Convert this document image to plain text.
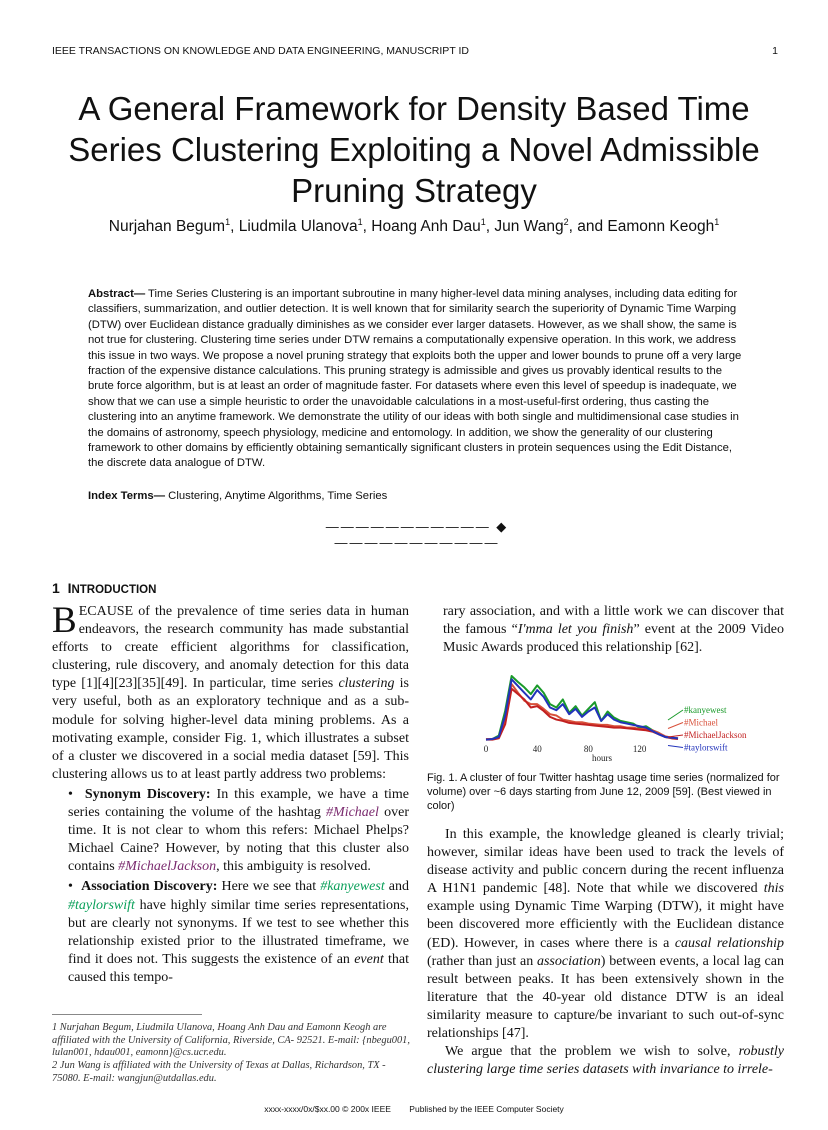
IEEE TRANSACTIONS ON KNOWLEDGE AND DATA ENGINEERING, MANUSCRIPT ID	1
A General Framework for Density Based Time Series Clustering Exploiting a Novel Admissible Pruning Strategy
Nurjahan Begum$^1$, Liudmila Ulanova$^1$, Hoang Anh Dau$^1$, Jun Wang$^2$, and Eamonn Keogh$^1$
Abstract— Time Series Clustering is an important subroutine in many higher-level data mining analyses, including data editing for classifiers, summarization, and outlier detection. It is well known that for similarity search the superiority of Dynamic Time Warping (DTW) over Euclidean distance gradually diminishes as we consider ever larger datasets. However, as we shall show, the same is not true for clustering. Clustering time series under DTW remains a computationally expensive operation. In this work, we address this issue in two ways. We propose a novel pruning strategy that exploits both the upper and lower bounds to prune off a very large fraction of the expensive distance calculations. This pruning strategy is admissible and gives us provably identical results to the brute force algorithm, but is at least an order of magnitude faster. For datasets where even this level of speedup is inadequate, we show that we can use a simple heuristic to order the unavoidable calculations in a most-useful-first ordering, thus casting the clustering into an anytime framework. We demonstrate the utility of our ideas with both single and multidimensional case studies in the domains of astronomy, speech physiology, medicine and entomology. In addition, we show the generality of our clustering framework to other domains by efficiently obtaining semantically significant clusters in protein sequences using the Edit Distance, the discrete data analogue of DTW.
Index Terms— Clustering, Anytime Algorithms, Time Series
——————————— ◆ ———————————
1 INTRODUCTION
BECAUSE of the prevalence of time series data in human endeavors, the research community has made substantial efforts to create efficient algorithms for classification, clustering, rule discovery, and anomaly detection for this data type [1][4][23][35][49]. In particular, time series clustering is very useful, both as an exploratory technique and as a sub-module for solving higher-level data mining problems. As a motivating example, consider Fig. 1, which illustrates a subset of a cluster we discovered in a social media dataset [59]. This clustering allows us to at least partly address two problems:
•  Synonym Discovery: In this example, we have a time series containing the volume of the hashtag #Michael over time. It is not clear to whom this refers: Michael Phelps? Michael Caine? However, by noting that this cluster also contains #MichaelJackson, this ambiguity is resolved.
•  Association Discovery: Here we see that #kanyewest and #taylorswift have highly similar time series representations, but are clearly not synonyms. If we test to see whether this relationship existed prior to the illustrated timeframe, we find it does not. This suggests the existence of an event that caused this tempo-
rary association, and with a little work we can discover that the famous “I'mma let you finish” event at the 2009 Video Music Awards produced this relationship [62].
0	40	80	120
hours
#kanyewest
#Michael
#MichaelJackson
#taylorswift
Fig. 1. A cluster of four Twitter hashtag usage time series (normalized for volume) over ~6 days starting from June 12, 2009 [59]. (Best viewed in color)
In this example, the knowledge gleaned is clearly trivial; however, similar ideas have been used to track the levels of disease activity and public concern during the recent influenza A H1N1 pandemic [48]. Note that while we discovered this example using Dynamic Time Warping (DTW), it might have been discovered more efficiently with the Euclidean distance (ED). However, in cases where there is a causal relationship (rather than just an association) between events, a local lag can result between peaks. It has been extensively shown in the literature that the 40-year old distance DTW is an ideal similarity measure to capture/be invariant to such out-of-sync relationships [47].
We argue that the problem we wish to solve, robustly clustering large time series datasets with invariance to irrele-
1 Nurjahan Begum, Liudmila Ulanova, Hoang Anh Dau and Eamonn Keogh are affiliated with the University of California, Riverside, CA- 92521. E-mail: {nbegu001, lulan001, hdau001, eamonn}@cs.ucr.edu.
2 Jun Wang is affiliated with the University of Texas at Dallas, Richardson, TX - 75080. E-mail: wangjun@utdallas.edu.
xxxx-xxxx/0x/$xx.00 © 200x IEEE Published by the IEEE Computer Society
------------------------------------------------------------
▶ _ACTIVITY_: Which lines of the data contain the string "affiliated"? Copy each one.

▶ _EXPECTED ANSWER_:
1 Nurjahan Begum, Liudmila Ulanova, Hoang Anh Dau and Eamonn Keogh are affiliated with the University of California, Riverside, CA- 92521. E-mail: {nbegu001, lulan001, hdau001, eamonn}@cs.ucr.edu.
2 Jun Wang is affiliated with the University of Texas at Dallas, Richardson, TX - 75080. E-mail: wangjun@utdallas.edu.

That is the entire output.